• Material supplied
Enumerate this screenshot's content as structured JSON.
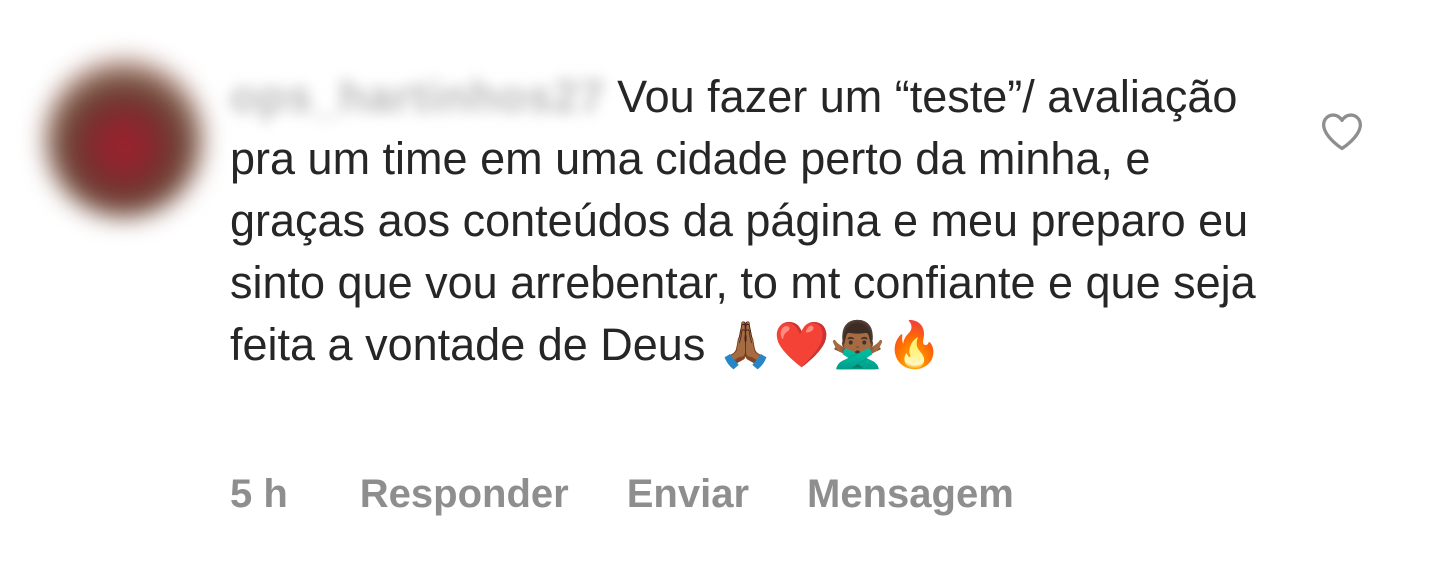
{
  "comment": {
    "username": "ops_hartinhos27",
    "text": "Vou fazer um “teste”/ avaliação pra um time em uma cidade perto da minha, e graças aos conteúdos da página e meu preparo eu sinto que vou arrebentar, to mt confiante e que seja feita a vontade de Deus",
    "emojis": "🙏🏾❤️🙅🏾‍♂️🔥",
    "time": "5 h",
    "actions": {
      "reply": "Responder",
      "send": "Enviar",
      "message": "Mensagem"
    },
    "like_icon": "heart-outline-icon",
    "colors": {
      "text": "#262626",
      "secondary": "#8e8e8e"
    }
  }
}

• Your task
Pictures are not part of the copy; reproduce everything else in the records exactly.

• Output of the exercise
Enumerate this screenshot's content as structured JSON.
{
  "comment": {
    "username": "ops_hartinhos27",
    "text": "Vou fazer um “teste”/ avaliação pra um time em uma cidade perto da minha, e graças aos conteúdos da página e meu preparo eu sinto que vou arrebentar, to mt confiante e que seja feita a vontade de Deus",
    "emojis": "🙏🏾❤️🙅🏾‍♂️🔥",
    "time": "5 h",
    "actions": {
      "reply": "Responder",
      "send": "Enviar",
      "message": "Mensagem"
    },
    "like_icon": "heart-outline-icon",
    "colors": {
      "text": "#262626",
      "secondary": "#8e8e8e"
    }
  }
}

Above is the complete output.